引用文
════════════════
東京2020オリンピックが終わりました。
今回はメダル獲得数が過去最多の58個だったそうですね。
選手達の日ごろからの努力とオリンピックにかける思いが結実した形となりました。

今回もさまざまな感動を与えてくれたオリンピックにおいて、2008年の北京オリンピック以来、13年ぶりの金メダルを獲得したのがソフトボールでした。
北京大会以降、オリンピックの正式種目からはずされ、東京大会で13年ぶりに復活。
その間、投手の上野由岐子さんは、またいつかオリンピック種目になるよう、地道にソフトボールの普及活動に力を入れていました。
そして再び、オリンピックの舞台に立ち、悲願を遂げることができたのです。

上野由岐子投手は、インタビューの中でこう語っていました。

『13年という年月を経て「最後まで諦めなければ夢はかなう」ことを、たくさんの方々に伝えられたと思う。
ソフトボールはまた次回(のオリンピック)からなくなってしまうが、また諦めることなく前に進んでいけたらと思う』

この上野選手のコメントの中にある「諦めなければ夢はかなう」という言葉は多くの人に夢や勇気、元気を与えたのではないでしょうか。
今回は、この「諦める」という言葉について取り上げたいと思います。

諦めるの語源は「諦観(たいかん)」

「諦める」という言葉は、普段の生活の中でもよく耳にしますね。
ものごとを途中で放り出すことや投げ出すことの意味で使われ、「諦めないで」とか「諦めずにやろうよ」などと励ますことがあるのではないでしょうか。

この「諦める」という言葉、実は仏教由来だといわれています。
仏教に「諦観(たいかん・ていかん)」という言葉があります。
これは「あきらかにみる」という意味です。

仏教では、どんな結果にも必ず原因があり、原因なしにおきる結果は絶対にないと教えます。
詳しくはこちらの記事で解説しています。

「諦観」とは、なぜそのような結果になったのか、どうしてこうなったのかその原因をあきらかにみなさいということです。

原因をあきらかに見て、自分にできることを

最初に紹介した上野投手のことで考えれば、オリンピック種目から外されて、大変ショックで落胆したでしょう。
ここで上野投手は、なぜオリンピック種目から外されてしまったのか、またオリンピック種目になるためにはどうしたらいいのか、「原因をあきらかに見た」と思います。

オリンピック種目から外されてしまうということは、まだまだソフトボールの普及がなされていない、人気や魅力が伝わっていない。
════════════════
課題
引用文の「これは「あきらかにみる」という意味です。」から「あきらかに見た」と思います。」までを、一字も変えずにそのまま書き出せ。 以下の項目は引用文の内容と関係がない。

一覧
════════════════
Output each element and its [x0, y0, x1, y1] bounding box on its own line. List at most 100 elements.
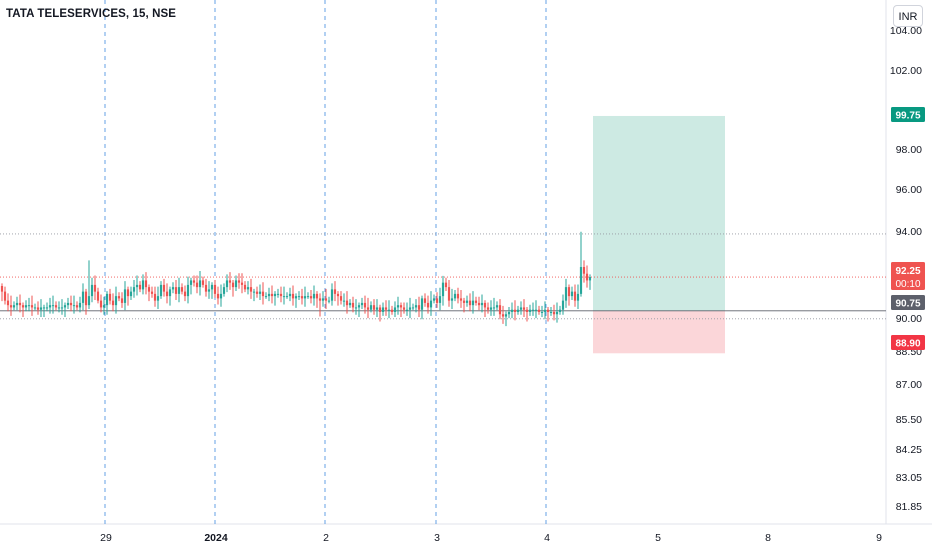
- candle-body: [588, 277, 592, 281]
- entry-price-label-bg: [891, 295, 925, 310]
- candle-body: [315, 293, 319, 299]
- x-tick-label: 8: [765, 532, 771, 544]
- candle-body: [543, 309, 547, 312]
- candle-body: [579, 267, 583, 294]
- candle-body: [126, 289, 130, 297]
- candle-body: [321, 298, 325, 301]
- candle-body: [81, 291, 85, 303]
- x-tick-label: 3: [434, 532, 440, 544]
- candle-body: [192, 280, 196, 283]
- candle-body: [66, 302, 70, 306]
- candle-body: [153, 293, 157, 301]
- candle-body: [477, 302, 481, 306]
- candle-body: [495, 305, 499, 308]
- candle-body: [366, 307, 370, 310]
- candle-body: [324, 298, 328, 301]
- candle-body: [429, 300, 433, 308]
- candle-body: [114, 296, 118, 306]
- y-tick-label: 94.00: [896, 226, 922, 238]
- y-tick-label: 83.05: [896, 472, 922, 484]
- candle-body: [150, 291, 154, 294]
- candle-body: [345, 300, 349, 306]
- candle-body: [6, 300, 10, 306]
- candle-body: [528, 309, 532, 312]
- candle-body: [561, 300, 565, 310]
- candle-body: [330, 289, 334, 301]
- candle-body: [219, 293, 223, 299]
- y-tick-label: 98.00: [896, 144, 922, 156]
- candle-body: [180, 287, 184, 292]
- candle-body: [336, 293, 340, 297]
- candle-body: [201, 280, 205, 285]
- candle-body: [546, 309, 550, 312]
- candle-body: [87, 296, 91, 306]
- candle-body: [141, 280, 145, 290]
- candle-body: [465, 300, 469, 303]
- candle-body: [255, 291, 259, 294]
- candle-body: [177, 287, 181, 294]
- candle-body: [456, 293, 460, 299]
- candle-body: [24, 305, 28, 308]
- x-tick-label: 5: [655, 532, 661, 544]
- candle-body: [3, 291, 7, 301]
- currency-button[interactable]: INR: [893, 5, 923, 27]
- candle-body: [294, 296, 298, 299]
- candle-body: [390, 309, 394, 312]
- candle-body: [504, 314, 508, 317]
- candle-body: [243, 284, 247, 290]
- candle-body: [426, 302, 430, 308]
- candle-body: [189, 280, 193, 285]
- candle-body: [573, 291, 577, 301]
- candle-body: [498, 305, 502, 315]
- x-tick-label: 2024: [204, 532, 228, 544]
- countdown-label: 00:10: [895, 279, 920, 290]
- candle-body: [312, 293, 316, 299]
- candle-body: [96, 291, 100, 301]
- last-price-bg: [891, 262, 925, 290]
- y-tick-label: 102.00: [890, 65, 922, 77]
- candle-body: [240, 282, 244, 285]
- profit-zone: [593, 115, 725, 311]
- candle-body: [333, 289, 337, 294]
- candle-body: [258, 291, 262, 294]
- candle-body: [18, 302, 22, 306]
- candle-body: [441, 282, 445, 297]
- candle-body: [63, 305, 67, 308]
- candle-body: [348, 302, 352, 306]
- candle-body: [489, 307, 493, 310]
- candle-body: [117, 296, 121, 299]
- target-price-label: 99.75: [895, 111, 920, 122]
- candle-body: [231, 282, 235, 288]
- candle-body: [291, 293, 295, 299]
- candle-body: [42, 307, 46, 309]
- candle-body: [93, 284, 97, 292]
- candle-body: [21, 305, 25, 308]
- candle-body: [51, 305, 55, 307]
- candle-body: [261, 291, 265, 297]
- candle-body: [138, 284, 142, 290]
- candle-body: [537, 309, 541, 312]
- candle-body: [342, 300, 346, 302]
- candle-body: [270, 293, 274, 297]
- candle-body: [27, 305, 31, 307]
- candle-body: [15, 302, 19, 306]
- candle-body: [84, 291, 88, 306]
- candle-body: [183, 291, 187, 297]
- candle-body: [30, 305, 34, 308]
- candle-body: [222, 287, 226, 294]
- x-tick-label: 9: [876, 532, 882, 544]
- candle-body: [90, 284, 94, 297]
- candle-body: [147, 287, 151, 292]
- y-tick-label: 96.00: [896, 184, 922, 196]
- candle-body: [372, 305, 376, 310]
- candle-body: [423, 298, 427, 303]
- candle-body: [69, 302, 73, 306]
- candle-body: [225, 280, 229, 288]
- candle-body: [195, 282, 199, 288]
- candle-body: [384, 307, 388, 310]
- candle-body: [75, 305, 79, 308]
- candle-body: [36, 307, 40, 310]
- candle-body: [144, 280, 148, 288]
════════════════
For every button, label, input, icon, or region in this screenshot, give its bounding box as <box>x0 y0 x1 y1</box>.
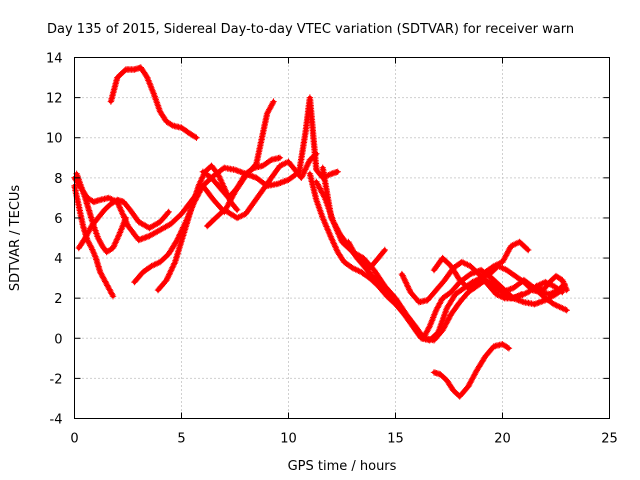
════════════════
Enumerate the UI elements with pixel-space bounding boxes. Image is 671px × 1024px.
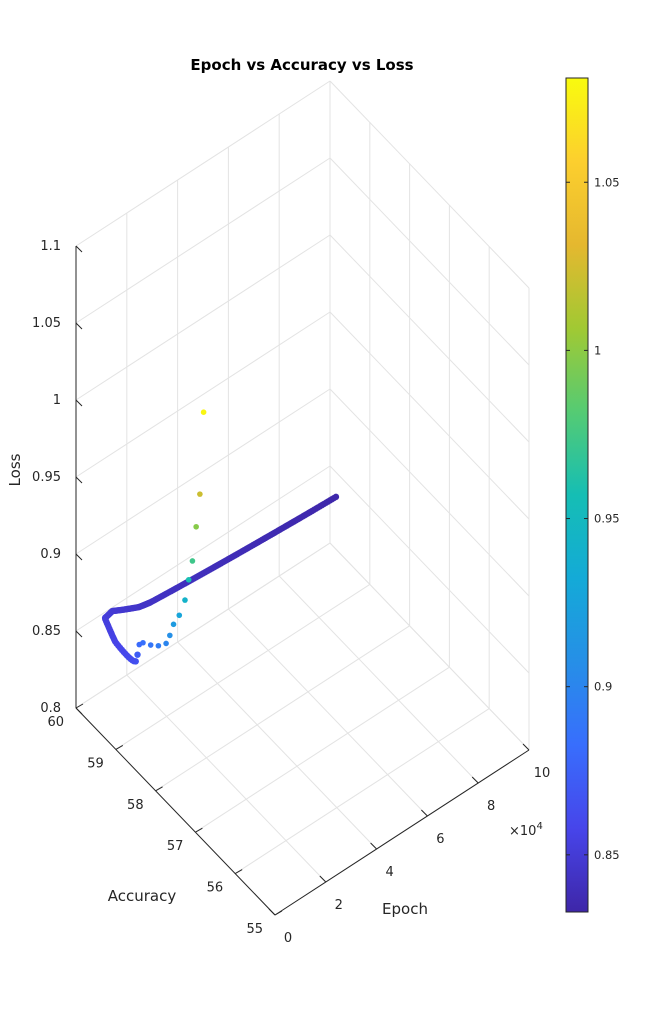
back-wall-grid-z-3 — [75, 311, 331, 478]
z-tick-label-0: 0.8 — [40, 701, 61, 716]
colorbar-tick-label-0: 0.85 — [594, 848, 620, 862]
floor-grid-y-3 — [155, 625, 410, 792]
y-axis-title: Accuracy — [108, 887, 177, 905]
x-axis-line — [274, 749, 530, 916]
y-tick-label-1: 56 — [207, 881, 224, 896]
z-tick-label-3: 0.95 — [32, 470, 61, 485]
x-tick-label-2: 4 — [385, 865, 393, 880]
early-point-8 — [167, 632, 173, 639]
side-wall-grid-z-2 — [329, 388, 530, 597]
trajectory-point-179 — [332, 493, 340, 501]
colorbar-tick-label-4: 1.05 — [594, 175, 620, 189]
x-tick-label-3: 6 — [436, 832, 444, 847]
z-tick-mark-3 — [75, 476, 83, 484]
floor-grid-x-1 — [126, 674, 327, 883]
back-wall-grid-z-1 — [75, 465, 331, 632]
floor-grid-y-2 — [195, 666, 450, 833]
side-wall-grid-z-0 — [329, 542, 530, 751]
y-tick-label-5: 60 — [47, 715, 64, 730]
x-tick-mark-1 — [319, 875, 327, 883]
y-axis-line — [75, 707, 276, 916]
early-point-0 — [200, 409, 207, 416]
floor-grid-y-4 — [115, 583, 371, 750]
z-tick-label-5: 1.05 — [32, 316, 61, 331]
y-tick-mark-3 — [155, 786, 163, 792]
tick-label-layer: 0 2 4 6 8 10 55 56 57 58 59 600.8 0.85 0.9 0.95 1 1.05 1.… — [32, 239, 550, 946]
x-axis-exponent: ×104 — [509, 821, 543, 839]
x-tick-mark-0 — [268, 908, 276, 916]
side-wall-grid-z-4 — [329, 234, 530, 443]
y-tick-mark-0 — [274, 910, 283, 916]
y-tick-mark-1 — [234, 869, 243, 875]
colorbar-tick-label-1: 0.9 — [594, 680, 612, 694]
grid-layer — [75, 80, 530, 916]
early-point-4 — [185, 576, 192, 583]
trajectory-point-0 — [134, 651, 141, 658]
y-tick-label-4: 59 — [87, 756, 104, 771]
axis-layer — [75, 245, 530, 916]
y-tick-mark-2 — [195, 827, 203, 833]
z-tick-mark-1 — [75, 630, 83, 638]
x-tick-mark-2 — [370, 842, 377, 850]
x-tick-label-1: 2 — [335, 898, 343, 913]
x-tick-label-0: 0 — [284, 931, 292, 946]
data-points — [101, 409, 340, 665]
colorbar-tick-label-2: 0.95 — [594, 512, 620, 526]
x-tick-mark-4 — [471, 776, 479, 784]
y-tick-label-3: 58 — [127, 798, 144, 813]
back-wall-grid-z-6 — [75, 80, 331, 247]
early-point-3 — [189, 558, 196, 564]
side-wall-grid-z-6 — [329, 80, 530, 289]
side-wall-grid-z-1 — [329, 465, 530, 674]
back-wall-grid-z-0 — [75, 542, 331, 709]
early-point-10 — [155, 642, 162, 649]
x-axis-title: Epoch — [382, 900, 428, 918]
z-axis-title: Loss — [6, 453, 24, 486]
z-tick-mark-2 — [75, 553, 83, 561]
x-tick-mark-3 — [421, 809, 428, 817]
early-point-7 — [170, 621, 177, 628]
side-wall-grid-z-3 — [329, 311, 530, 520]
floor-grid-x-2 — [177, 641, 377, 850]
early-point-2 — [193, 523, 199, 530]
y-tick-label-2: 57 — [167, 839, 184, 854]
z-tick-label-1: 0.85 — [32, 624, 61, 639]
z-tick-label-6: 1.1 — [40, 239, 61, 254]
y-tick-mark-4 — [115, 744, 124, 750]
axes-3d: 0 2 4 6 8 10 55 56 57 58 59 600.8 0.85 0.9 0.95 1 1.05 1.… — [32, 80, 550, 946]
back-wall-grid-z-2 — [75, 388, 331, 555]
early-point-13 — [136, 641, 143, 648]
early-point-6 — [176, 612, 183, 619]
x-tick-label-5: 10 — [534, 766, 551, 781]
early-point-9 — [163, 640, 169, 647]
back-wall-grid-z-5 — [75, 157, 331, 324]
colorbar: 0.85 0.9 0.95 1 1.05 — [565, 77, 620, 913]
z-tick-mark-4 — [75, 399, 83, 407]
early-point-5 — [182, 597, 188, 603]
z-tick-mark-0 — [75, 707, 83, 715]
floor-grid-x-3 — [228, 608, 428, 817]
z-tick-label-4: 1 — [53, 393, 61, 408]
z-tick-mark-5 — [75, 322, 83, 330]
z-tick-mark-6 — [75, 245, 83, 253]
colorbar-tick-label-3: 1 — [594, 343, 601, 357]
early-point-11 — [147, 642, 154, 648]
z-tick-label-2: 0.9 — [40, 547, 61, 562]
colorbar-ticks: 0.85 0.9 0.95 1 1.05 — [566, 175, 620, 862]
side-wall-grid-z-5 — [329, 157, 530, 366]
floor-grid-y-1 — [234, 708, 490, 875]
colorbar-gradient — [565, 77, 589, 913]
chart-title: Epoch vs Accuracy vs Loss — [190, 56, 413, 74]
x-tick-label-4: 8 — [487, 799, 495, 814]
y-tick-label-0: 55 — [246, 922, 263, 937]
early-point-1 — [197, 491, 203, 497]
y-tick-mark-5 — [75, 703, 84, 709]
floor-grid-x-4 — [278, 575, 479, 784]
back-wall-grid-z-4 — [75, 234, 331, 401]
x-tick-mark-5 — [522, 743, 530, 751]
════════════════
解答
これは「あきらかにみる」という意味です。

仏教では、どんな結果にも必ず原因があり、原因なしにおきる結果は絶対にないと教えます。
詳しくはこちらの記事で解説しています。

「諦観」とは、なぜそのような結果になったのか、どうしてこうなったのかその原因をあきらかにみなさいということです。

原因をあきらかに見て、自分にできることを

最初に紹介した上野投手のことで考えれば、オリンピック種目から外されて、大変ショックで落胆したでしょう。
ここで上野投手は、なぜオリンピック種目から外されてしまったのか、またオリンピック種目になるためにはどうしたらいいのか、「原因をあきらかに見た」と思います。